__OBJECTIVE__: Pictures stay out of the copy; restate everything else in the material exactly.

__RECORDS FOR PROCESSING__:

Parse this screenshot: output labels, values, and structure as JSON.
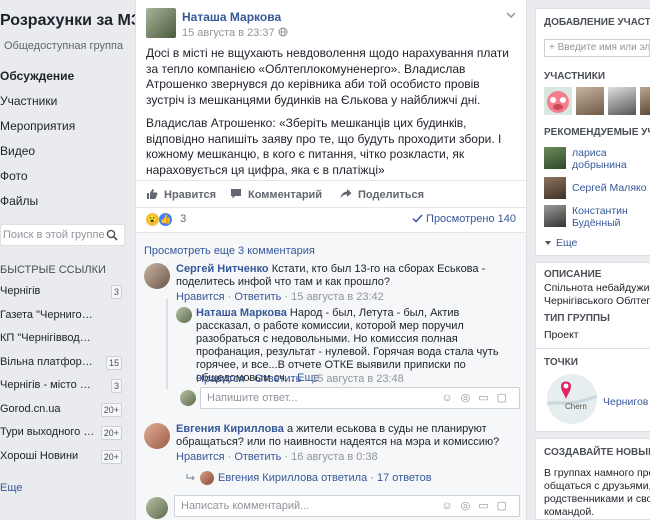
{
  "group": {
    "name": "Розрахунки за МЗК",
    "type": "Общедоступная группа"
  },
  "left_nav": [
    {
      "label": "Обсуждение",
      "active": true
    },
    {
      "label": "Участники"
    },
    {
      "label": "Мероприятия"
    },
    {
      "label": "Видео"
    },
    {
      "label": "Фото"
    },
    {
      "label": "Файлы"
    }
  ],
  "group_search": {
    "placeholder": "Поиск в этой группе"
  },
  "quick_links": {
    "title": "Быстрые ссылки",
    "items": [
      {
        "label": "Чернігів",
        "badge": "3"
      },
      {
        "label": "Газета \"Черниговские ...",
        "badge": ""
      },
      {
        "label": "КП \"Чернігівводоканал\"",
        "badge": ""
      },
      {
        "label": "Вільна платформа ...",
        "badge": "15"
      },
      {
        "label": "Чернігів - місто легенд",
        "badge": "3"
      },
      {
        "label": "Gorod.cn.ua",
        "badge": "20+"
      },
      {
        "label": "Тури выходного д...",
        "badge": "20+"
      },
      {
        "label": "Хороші Новини",
        "badge": "20+"
      }
    ],
    "more": "Еще"
  },
  "post": {
    "author": "Наташа Маркова",
    "date": "15 августа в 23:37",
    "paragraph1": "Досі в місті не вщухають невдоволення щодо нарахування плати за тепло компанією «Облтеплокомуненерго». Владислав Атрошенко звернувся до керівника аби той особисто провів зустріч із мешканцями будинків на Єлькова у найближчі дні.",
    "paragraph2": "Владислав Атрошенко: «Зберіть мешканців цих будинків, відповідно напишіть заяву про те, що будуть проходити збори. І кожному мешканцю, в кого є питання, чітко розкласти, як нараховується ця цифра, яка є в платіжці»",
    "actions": {
      "like": "Нравится",
      "comment": "Комментарий",
      "share": "Поделиться"
    },
    "reactions_count": "3",
    "views": "Просмотрено 140"
  },
  "comments": {
    "see_more": "Просмотреть еще 3 комментария",
    "items": [
      {
        "author": "Сергей Нитченко",
        "text": "Кстати, кто был 13-го на сборах Еськова - поделитесь инфой что там и как прошло?",
        "like": "Нравится",
        "reply": "Ответить",
        "date": "15 августа в 23:42"
      },
      {
        "author": "Наташа Маркова",
        "text": "Народ - был, Летута - был, Актив рассказал, о работе комиссии, которой мер поручил разобраться с недовольными. Но комиссия полная профанация, результат - нулевой. Горячая вода стала чуть горячее, и все...В отчете ОТКЕ выявили приписки по общедомовым сч...",
        "more": "Еще",
        "like": "Нравится",
        "reply": "Ответить",
        "date": "15 августа в 23:48"
      },
      {
        "author": "Евгения Кириллова",
        "text": "а жители еськова в суды не планируют обращаться? или по наивности надеятся на мэра и комиссию?",
        "like": "Нравится",
        "reply": "Ответить",
        "date": "16 августа в 0:38"
      }
    ],
    "reply_placeholder": "Напишите ответ...",
    "replies_summary": "Евгения Кириллова ответила",
    "replies_count": "17 ответов",
    "new_comment_placeholder": "Написать комментарий..."
  },
  "right": {
    "add_members_title": "Добавление участни",
    "add_members_placeholder": "+ Введите имя или эл. ад",
    "members_title": "Участники",
    "recommended_title": "Рекомендуемые учас",
    "recommended": [
      {
        "name1": "лариса",
        "name2": "добрынина"
      },
      {
        "name1": "Сергей Маляко",
        "name2": ""
      },
      {
        "name1": "Константин",
        "name2": "Будённый"
      }
    ],
    "more": "Еще",
    "description_title": "Описание",
    "description": [
      "Спільнота небайдужих,",
      "Чернігівського Облтеп"
    ],
    "type_title": "Тип группы",
    "type_value": "Проект",
    "places_title": "Точки",
    "place_name": "Чернигов",
    "map_label": "Chern",
    "create_title": "Создавайте новые г",
    "create_text": [
      "В группах намного прош",
      "общаться с друзьями,",
      "родственниками и свое",
      "командой."
    ]
  }
}
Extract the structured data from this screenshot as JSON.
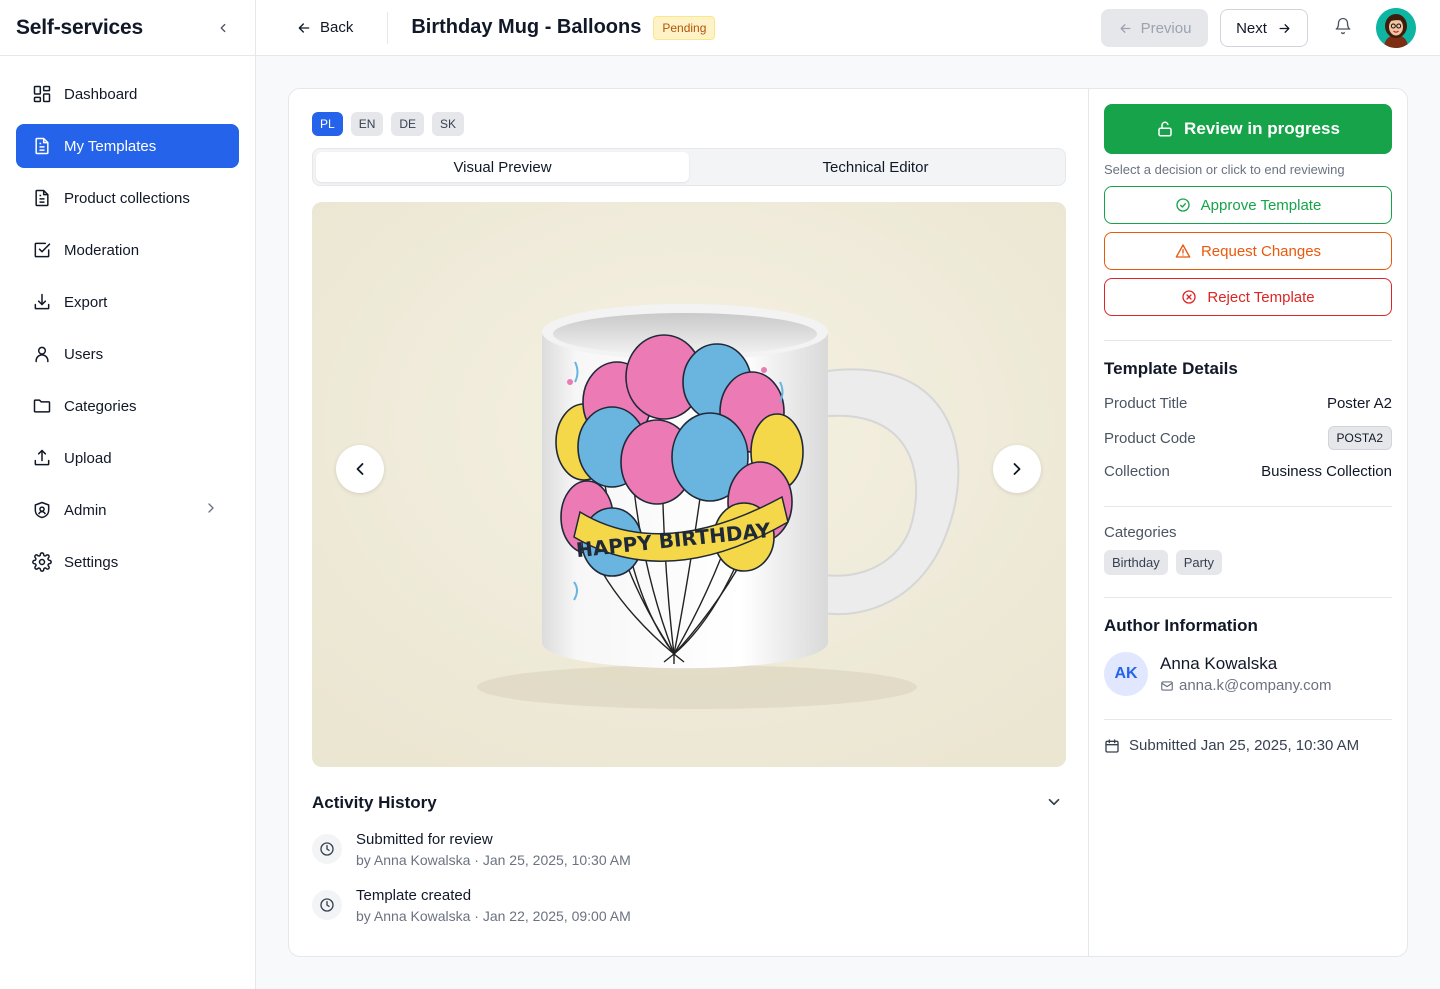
{
  "app": {
    "title": "Self-services"
  },
  "sidebar": {
    "items": [
      {
        "label": "Dashboard",
        "icon": "dashboard-icon",
        "active": false
      },
      {
        "label": "My Templates",
        "icon": "file-icon",
        "active": true
      },
      {
        "label": "Product collections",
        "icon": "document-icon",
        "active": false
      },
      {
        "label": "Moderation",
        "icon": "checkbox-icon",
        "active": false
      },
      {
        "label": "Export",
        "icon": "download-icon",
        "active": false
      },
      {
        "label": "Users",
        "icon": "user-icon",
        "active": false
      },
      {
        "label": "Categories",
        "icon": "folder-icon",
        "active": false
      },
      {
        "label": "Upload",
        "icon": "upload-icon",
        "active": false
      },
      {
        "label": "Admin",
        "icon": "shield-icon",
        "active": false
      },
      {
        "label": "Settings",
        "icon": "gear-icon",
        "active": false
      }
    ]
  },
  "header": {
    "back_label": "Back",
    "title": "Birthday Mug - Balloons",
    "status": "Pending",
    "prev_label": "Previou",
    "next_label": "Next"
  },
  "languages": [
    "PL",
    "EN",
    "DE",
    "SK"
  ],
  "active_language": "PL",
  "tabs": [
    {
      "label": "Visual Preview",
      "active": true
    },
    {
      "label": "Technical Editor",
      "active": false
    }
  ],
  "preview": {
    "image": "birthday-mug-balloons",
    "mug_text": "HAPPY BIRTHDAY"
  },
  "activity": {
    "title": "Activity History",
    "items": [
      {
        "title": "Submitted for review",
        "meta": "by Anna Kowalska · Jan 25, 2025, 10:30 AM"
      },
      {
        "title": "Template created",
        "meta": "by Anna Kowalska · Jan 22, 2025, 09:00 AM"
      }
    ]
  },
  "review": {
    "button_label": "Review in progress",
    "hint": "Select a decision or click to end reviewing",
    "approve_label": "Approve Template",
    "changes_label": "Request Changes",
    "reject_label": "Reject Template"
  },
  "details": {
    "title": "Template Details",
    "rows": [
      {
        "label": "Product Title",
        "value": "Poster A2"
      },
      {
        "label": "Product Code",
        "value": "POSTA2"
      },
      {
        "label": "Collection",
        "value": "Business Collection"
      }
    ],
    "categories_label": "Categories",
    "categories": [
      "Birthday",
      "Party"
    ]
  },
  "author": {
    "title": "Author Information",
    "initials": "AK",
    "name": "Anna Kowalska",
    "email": "anna.k@company.com"
  },
  "submitted": "Submitted Jan 25, 2025, 10:30 AM",
  "colors": {
    "primary": "#2563eb",
    "success": "#16a34a",
    "warning": "#ea580c",
    "danger": "#dc2626",
    "pending_bg": "#fef3c7"
  }
}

__PROBLEM SOLUTION__:
Parse this screenshot: output labels, values, and structure as JSON.
{
  "group": {
    "name": "Розрахунки за МЗК",
    "type": "Общедоступная группа"
  },
  "left_nav": [
    {
      "label": "Обсуждение",
      "active": true
    },
    {
      "label": "Участники"
    },
    {
      "label": "Мероприятия"
    },
    {
      "label": "Видео"
    },
    {
      "label": "Фото"
    },
    {
      "label": "Файлы"
    }
  ],
  "group_search": {
    "placeholder": "Поиск в этой группе"
  },
  "quick_links": {
    "title": "Быстрые ссылки",
    "items": [
      {
        "label": "Чернігів",
        "badge": "3"
      },
      {
        "label": "Газета \"Черниговские ...",
        "badge": ""
      },
      {
        "label": "КП \"Чернігівводоканал\"",
        "badge": ""
      },
      {
        "label": "Вільна платформа ...",
        "badge": "15"
      },
      {
        "label": "Чернігів - місто легенд",
        "badge": "3"
      },
      {
        "label": "Gorod.cn.ua",
        "badge": "20+"
      },
      {
        "label": "Тури выходного д...",
        "badge": "20+"
      },
      {
        "label": "Хороші Новини",
        "badge": "20+"
      }
    ],
    "more": "Еще"
  },
  "post": {
    "author": "Наташа Маркова",
    "date": "15 августа в 23:37",
    "paragraph1": "Досі в місті не вщухають невдоволення щодо нарахування плати за тепло компанією «Облтеплокомуненерго». Владислав Атрошенко звернувся до керівника аби той особисто провів зустріч із мешканцями будинків на Єлькова у найближчі дні.",
    "paragraph2": "Владислав Атрошенко: «Зберіть мешканців цих будинків, відповідно напишіть заяву про те, що будуть проходити збори. І кожному мешканцю, в кого є питання, чітко розкласти, як нараховується ця цифра, яка є в платіжці»",
    "actions": {
      "like": "Нравится",
      "comment": "Комментарий",
      "share": "Поделиться"
    },
    "reactions_count": "3",
    "views": "Просмотрено 140"
  },
  "comments": {
    "see_more": "Просмотреть еще 3 комментария",
    "items": [
      {
        "author": "Сергей Нитченко",
        "text": "Кстати, кто был 13-го на сборах Еськова - поделитесь инфой что там и как прошло?",
        "like": "Нравится",
        "reply": "Ответить",
        "date": "15 августа в 23:42"
      },
      {
        "author": "Наташа Маркова",
        "text": "Народ - был, Летута - был, Актив рассказал, о работе комиссии, которой мер поручил разобраться с недовольными. Но комиссия полная профанация, результат - нулевой. Горячая вода стала чуть горячее, и все...В отчете ОТКЕ выявили приписки по общедомовым сч...",
        "more": "Еще",
        "like": "Нравится",
        "reply": "Ответить",
        "date": "15 августа в 23:48"
      },
      {
        "author": "Евгения Кириллова",
        "text": "а жители еськова в суды не планируют обращаться? или по наивности надеятся на мэра и комиссию?",
        "like": "Нравится",
        "reply": "Ответить",
        "date": "16 августа в 0:38"
      }
    ],
    "reply_placeholder": "Напишите ответ...",
    "replies_summary": "Евгения Кириллова ответила",
    "replies_count": "17 ответов",
    "new_comment_placeholder": "Написать комментарий..."
  },
  "right": {
    "add_members_title": "Добавление участни",
    "add_members_placeholder": "+ Введите имя или эл. ад",
    "members_title": "Участники",
    "recommended_title": "Рекомендуемые учас",
    "recommended": [
      {
        "name1": "лариса",
        "name2": "добрынина"
      },
      {
        "name1": "Сергей Маляко",
        "name2": ""
      },
      {
        "name1": "Константин",
        "name2": "Будённый"
      }
    ],
    "more": "Еще",
    "description_title": "Описание",
    "description": [
      "Спільнота небайдужих,",
      "Чернігівського Облтеп"
    ],
    "type_title": "Тип группы",
    "type_value": "Проект",
    "places_title": "Точки",
    "place_name": "Чернигов",
    "map_label": "Chern",
    "create_title": "Создавайте новые г",
    "create_text": [
      "В группах намного прош",
      "общаться с друзьями,",
      "родственниками и свое",
      "командой."
    ]
  }
}
Extract the structured data from this screenshot as JSON.
{
  "app": {
    "title": "Self-services"
  },
  "sidebar": {
    "items": [
      {
        "label": "Dashboard",
        "icon": "dashboard-icon",
        "active": false
      },
      {
        "label": "My Templates",
        "icon": "file-icon",
        "active": true
      },
      {
        "label": "Product collections",
        "icon": "document-icon",
        "active": false
      },
      {
        "label": "Moderation",
        "icon": "checkbox-icon",
        "active": false
      },
      {
        "label": "Export",
        "icon": "download-icon",
        "active": false
      },
      {
        "label": "Users",
        "icon": "user-icon",
        "active": false
      },
      {
        "label": "Categories",
        "icon": "folder-icon",
        "active": false
      },
      {
        "label": "Upload",
        "icon": "upload-icon",
        "active": false
      },
      {
        "label": "Admin",
        "icon": "shield-icon",
        "active": false
      },
      {
        "label": "Settings",
        "icon": "gear-icon",
        "active": false
      }
    ]
  },
  "header": {
    "back_label": "Back",
    "title": "Birthday Mug - Balloons",
    "status": "Pending",
    "prev_label": "Previou",
    "next_label": "Next"
  },
  "languages": [
    "PL",
    "EN",
    "DE",
    "SK"
  ],
  "active_language": "PL",
  "tabs": [
    {
      "label": "Visual Preview",
      "active": true
    },
    {
      "label": "Technical Editor",
      "active": false
    }
  ],
  "preview": {
    "image": "birthday-mug-balloons",
    "mug_text": "HAPPY BIRTHDAY"
  },
  "activity": {
    "title": "Activity History",
    "items": [
      {
        "title": "Submitted for review",
        "meta": "by Anna Kowalska · Jan 25, 2025, 10:30 AM"
      },
      {
        "title": "Template created",
        "meta": "by Anna Kowalska · Jan 22, 2025, 09:00 AM"
      }
    ]
  },
  "review": {
    "button_label": "Review in progress",
    "hint": "Select a decision or click to end reviewing",
    "approve_label": "Approve Template",
    "changes_label": "Request Changes",
    "reject_label": "Reject Template"
  },
  "details": {
    "title": "Template Details",
    "rows": [
      {
        "label": "Product Title",
        "value": "Poster A2"
      },
      {
        "label": "Product Code",
        "value": "POSTA2"
      },
      {
        "label": "Collection",
        "value": "Business Collection"
      }
    ],
    "categories_label": "Categories",
    "categories": [
      "Birthday",
      "Party"
    ]
  },
  "author": {
    "title": "Author Information",
    "initials": "AK",
    "name": "Anna Kowalska",
    "email": "anna.k@company.com"
  },
  "submitted": "Submitted Jan 25, 2025, 10:30 AM",
  "colors": {
    "primary": "#2563eb",
    "success": "#16a34a",
    "warning": "#ea580c",
    "danger": "#dc2626",
    "pending_bg": "#fef3c7"
  }
}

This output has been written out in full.